**GIVEN DATA**

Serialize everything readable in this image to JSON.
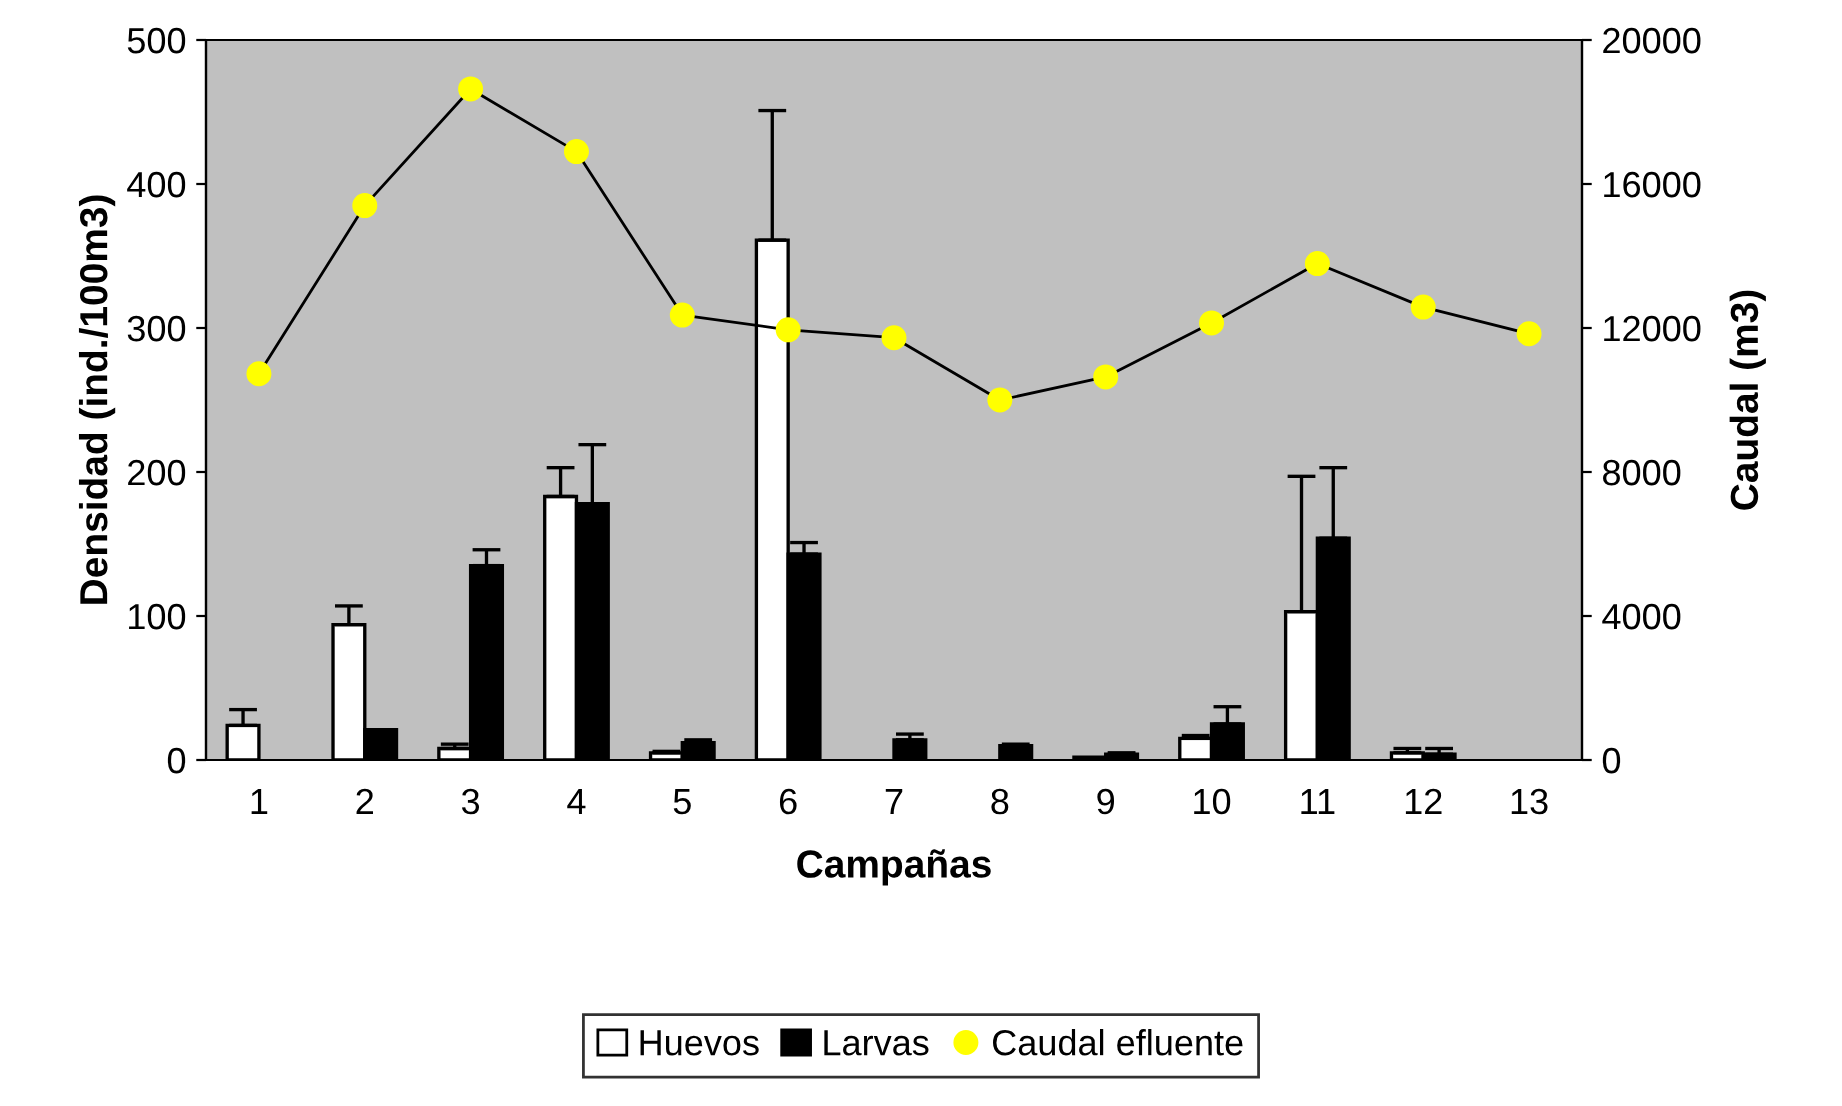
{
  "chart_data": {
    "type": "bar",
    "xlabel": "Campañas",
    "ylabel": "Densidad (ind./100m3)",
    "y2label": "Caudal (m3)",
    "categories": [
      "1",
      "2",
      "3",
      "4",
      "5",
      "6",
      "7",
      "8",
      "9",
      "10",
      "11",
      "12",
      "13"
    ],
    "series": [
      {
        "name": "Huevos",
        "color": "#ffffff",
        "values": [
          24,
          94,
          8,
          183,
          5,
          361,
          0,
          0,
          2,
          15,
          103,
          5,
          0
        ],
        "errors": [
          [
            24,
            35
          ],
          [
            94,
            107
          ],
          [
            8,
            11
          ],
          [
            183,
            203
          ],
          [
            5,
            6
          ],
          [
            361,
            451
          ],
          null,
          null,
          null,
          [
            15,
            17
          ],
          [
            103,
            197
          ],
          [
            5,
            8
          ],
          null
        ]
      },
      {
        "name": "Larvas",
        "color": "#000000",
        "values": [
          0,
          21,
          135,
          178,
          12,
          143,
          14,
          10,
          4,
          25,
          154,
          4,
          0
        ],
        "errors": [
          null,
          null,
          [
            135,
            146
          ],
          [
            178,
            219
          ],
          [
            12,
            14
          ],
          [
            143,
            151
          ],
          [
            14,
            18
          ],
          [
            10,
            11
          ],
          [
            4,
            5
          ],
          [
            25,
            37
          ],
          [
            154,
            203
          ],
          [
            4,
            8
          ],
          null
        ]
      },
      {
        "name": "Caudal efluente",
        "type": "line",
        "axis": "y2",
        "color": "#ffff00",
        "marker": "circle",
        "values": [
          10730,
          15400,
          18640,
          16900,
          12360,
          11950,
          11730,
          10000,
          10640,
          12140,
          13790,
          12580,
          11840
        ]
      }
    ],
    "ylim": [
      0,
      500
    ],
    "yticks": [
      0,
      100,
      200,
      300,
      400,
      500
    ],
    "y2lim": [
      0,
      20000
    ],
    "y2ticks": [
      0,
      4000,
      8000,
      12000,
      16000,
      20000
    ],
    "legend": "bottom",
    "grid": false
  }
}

--

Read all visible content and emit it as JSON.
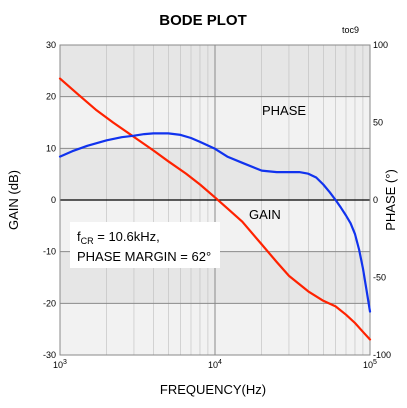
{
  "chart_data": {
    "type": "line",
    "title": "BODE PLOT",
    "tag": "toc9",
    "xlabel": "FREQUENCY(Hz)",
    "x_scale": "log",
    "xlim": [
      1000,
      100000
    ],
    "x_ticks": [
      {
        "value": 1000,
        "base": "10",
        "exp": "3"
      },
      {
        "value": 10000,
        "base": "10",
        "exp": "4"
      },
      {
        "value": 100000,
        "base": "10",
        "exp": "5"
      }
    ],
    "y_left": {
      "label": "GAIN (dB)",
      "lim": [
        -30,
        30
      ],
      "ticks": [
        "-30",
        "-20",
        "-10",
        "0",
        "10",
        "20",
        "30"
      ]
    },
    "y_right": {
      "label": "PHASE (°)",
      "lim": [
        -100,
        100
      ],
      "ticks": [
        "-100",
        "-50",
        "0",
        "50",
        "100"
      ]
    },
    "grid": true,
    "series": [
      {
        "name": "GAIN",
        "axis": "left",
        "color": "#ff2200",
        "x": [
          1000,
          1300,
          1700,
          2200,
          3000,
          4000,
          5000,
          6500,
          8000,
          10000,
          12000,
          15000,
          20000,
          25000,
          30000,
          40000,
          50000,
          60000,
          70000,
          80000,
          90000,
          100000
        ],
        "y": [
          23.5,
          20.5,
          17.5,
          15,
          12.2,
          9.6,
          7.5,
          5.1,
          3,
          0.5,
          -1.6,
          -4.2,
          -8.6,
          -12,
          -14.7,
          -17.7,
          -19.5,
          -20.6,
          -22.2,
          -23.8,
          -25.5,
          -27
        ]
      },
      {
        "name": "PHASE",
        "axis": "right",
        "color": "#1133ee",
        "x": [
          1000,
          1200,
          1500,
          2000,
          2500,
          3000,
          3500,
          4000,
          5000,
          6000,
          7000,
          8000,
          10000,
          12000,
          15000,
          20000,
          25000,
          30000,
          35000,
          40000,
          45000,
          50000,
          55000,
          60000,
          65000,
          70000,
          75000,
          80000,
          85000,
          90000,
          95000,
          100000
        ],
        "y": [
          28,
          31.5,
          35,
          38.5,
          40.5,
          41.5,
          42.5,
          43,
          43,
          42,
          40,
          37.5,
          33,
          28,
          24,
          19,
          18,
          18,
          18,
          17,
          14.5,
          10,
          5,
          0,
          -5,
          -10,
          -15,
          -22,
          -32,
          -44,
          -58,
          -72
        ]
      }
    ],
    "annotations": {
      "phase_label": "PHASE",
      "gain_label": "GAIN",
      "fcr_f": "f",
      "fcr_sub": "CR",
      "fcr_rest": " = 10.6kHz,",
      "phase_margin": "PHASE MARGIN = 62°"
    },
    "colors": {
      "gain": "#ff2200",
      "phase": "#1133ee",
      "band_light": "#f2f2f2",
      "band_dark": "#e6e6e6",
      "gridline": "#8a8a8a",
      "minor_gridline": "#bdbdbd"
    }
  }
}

**EXERCISE PROMPT**
Copy out every line that includes the word "JSON".

**RESULT OF THIS EXERCISE**
Serialize everything readable in this image to JSON.
Read all visible content and emit it as JSON.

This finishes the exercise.